Show all lines holding "class".

::: Material for this task :::

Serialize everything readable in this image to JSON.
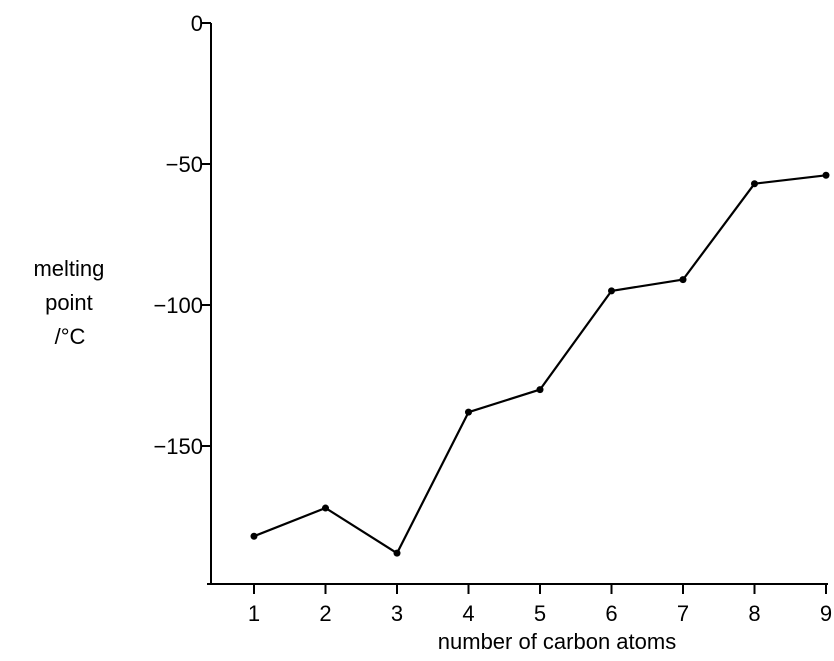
{
  "chart_data": {
    "type": "line",
    "x": [
      1,
      2,
      3,
      4,
      5,
      6,
      7,
      8,
      9
    ],
    "series": [
      {
        "values": [
          -182,
          -172,
          -188,
          -138,
          -130,
          -95,
          -91,
          -57,
          -54
        ]
      }
    ],
    "xlabel": "number of carbon atoms",
    "ylabel_lines": [
      "melting",
      "point",
      "/°C"
    ],
    "xlim": [
      0.2,
      9
    ],
    "ylim": [
      -200,
      0
    ],
    "xticks": [
      1,
      2,
      3,
      4,
      5,
      6,
      7,
      8,
      9
    ],
    "yticks": [
      0,
      -50,
      -100,
      -150
    ],
    "ytick_labels": [
      "0",
      "−50",
      "−100",
      "−150"
    ],
    "grid": false,
    "line_color": "#000000",
    "marker_color": "#000000"
  }
}
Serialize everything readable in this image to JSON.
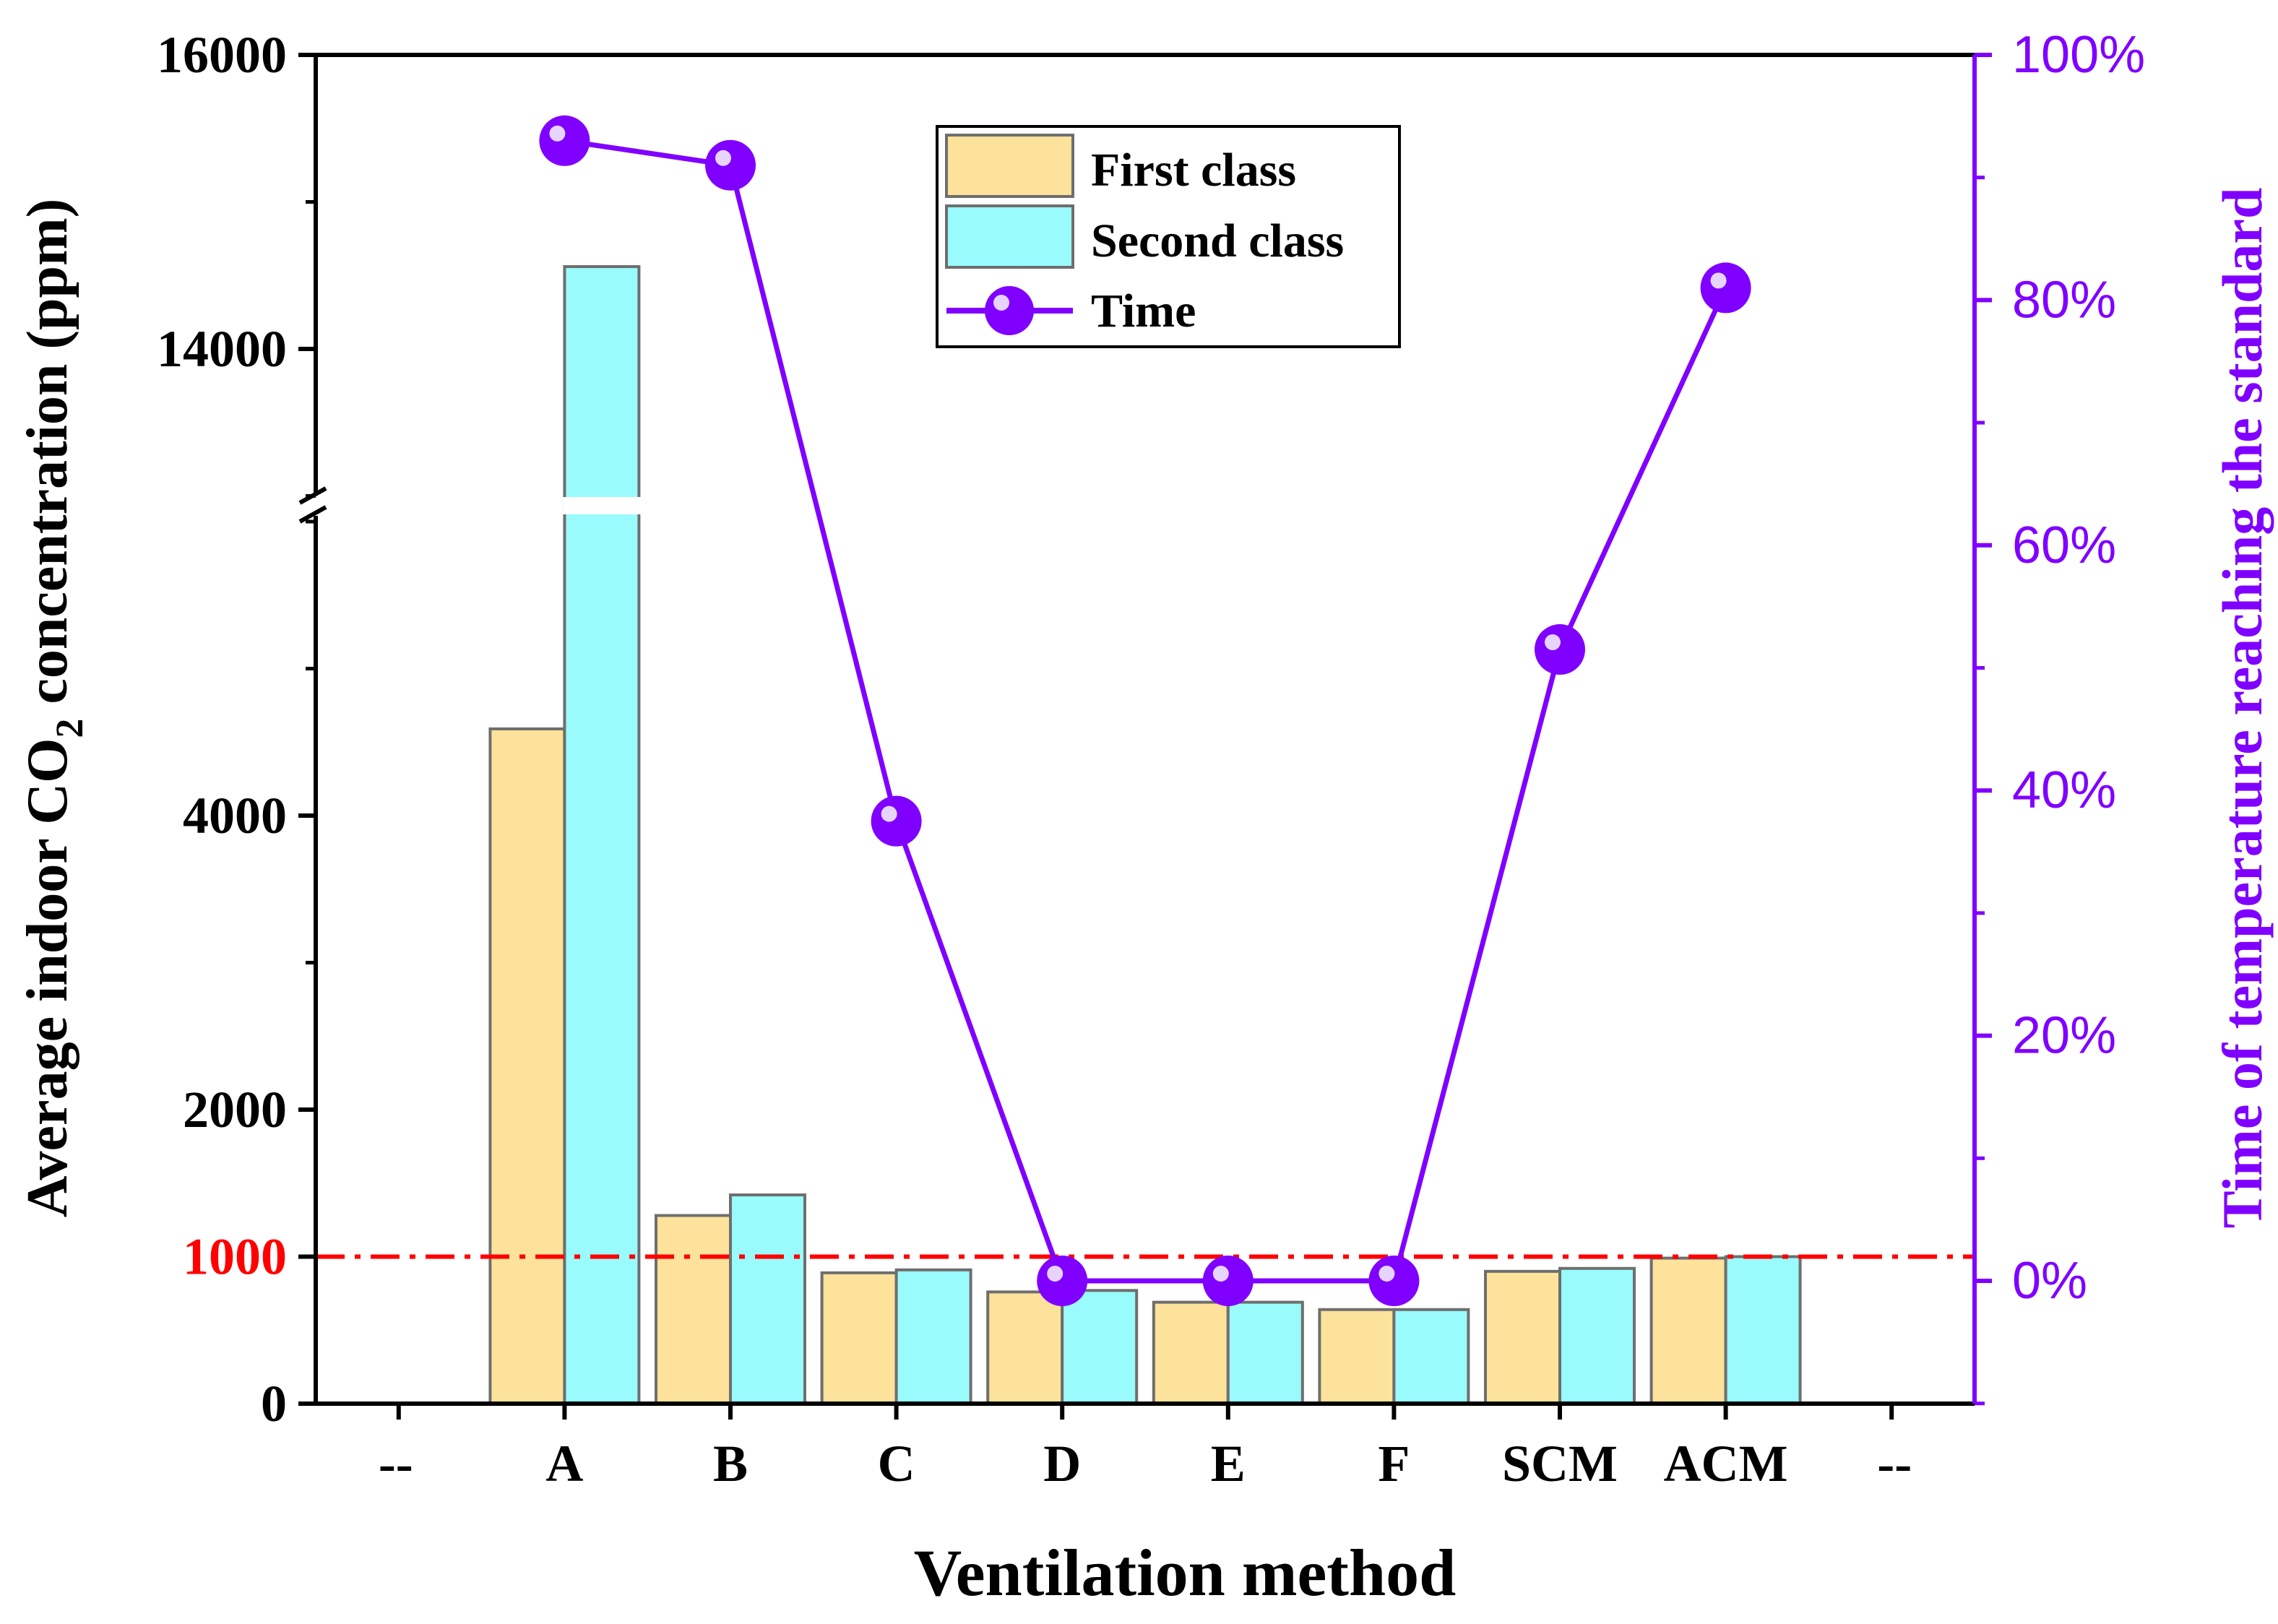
{
  "chart_data": {
    "type": "bar",
    "xlabel": "Ventilation method",
    "ylabel": {
      "main": "Average indoor CO",
      "sub": "2",
      "tail": " concentration (ppm)"
    },
    "y2label": "Time of temperature reaching the standard",
    "x_end_labels": [
      "--",
      "--"
    ],
    "categories": [
      "A",
      "B",
      "C",
      "D",
      "E",
      "F",
      "SCM",
      "ACM"
    ],
    "series": [
      {
        "name": "First class",
        "color": "#FCE29A",
        "values": [
          4590,
          1280,
          890,
          760,
          690,
          640,
          900,
          990
        ]
      },
      {
        "name": "Second class",
        "color": "#99FBFB",
        "values": [
          14560,
          1420,
          910,
          770,
          690,
          640,
          920,
          1000
        ]
      }
    ],
    "line_series": {
      "name": "Time",
      "axis": "right",
      "color": "#8000FF",
      "values": [
        93,
        91,
        37.5,
        0,
        0,
        0,
        51.5,
        81
      ]
    },
    "y_axis": {
      "lower_range": [
        0,
        6000
      ],
      "upper_range": [
        12800,
        16000
      ],
      "break": true,
      "tick_labels": [
        "0",
        "1000",
        "2000",
        "4000",
        "14000",
        "16000"
      ],
      "tick_values": [
        0,
        1000,
        2000,
        4000,
        14000,
        16000
      ],
      "highlight_tick": "1000",
      "highlight_color": "#FF0000"
    },
    "y2_axis": {
      "range": [
        -10,
        100
      ],
      "ticks": [
        0,
        20,
        40,
        60,
        80,
        100
      ],
      "tick_labels": [
        "0%",
        "20%",
        "40%",
        "60%",
        "80%",
        "100%"
      ],
      "color": "#8000FF"
    },
    "reference_line": {
      "value": 1000,
      "color": "#FF0000",
      "style": "dash-dot"
    },
    "legend": {
      "position": "top-center",
      "entries": [
        "First class",
        "Second class",
        "Time"
      ]
    }
  }
}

:::

Solution:
        "name": "First class",
        "name": "Second class",
        "First class",
        "Second class",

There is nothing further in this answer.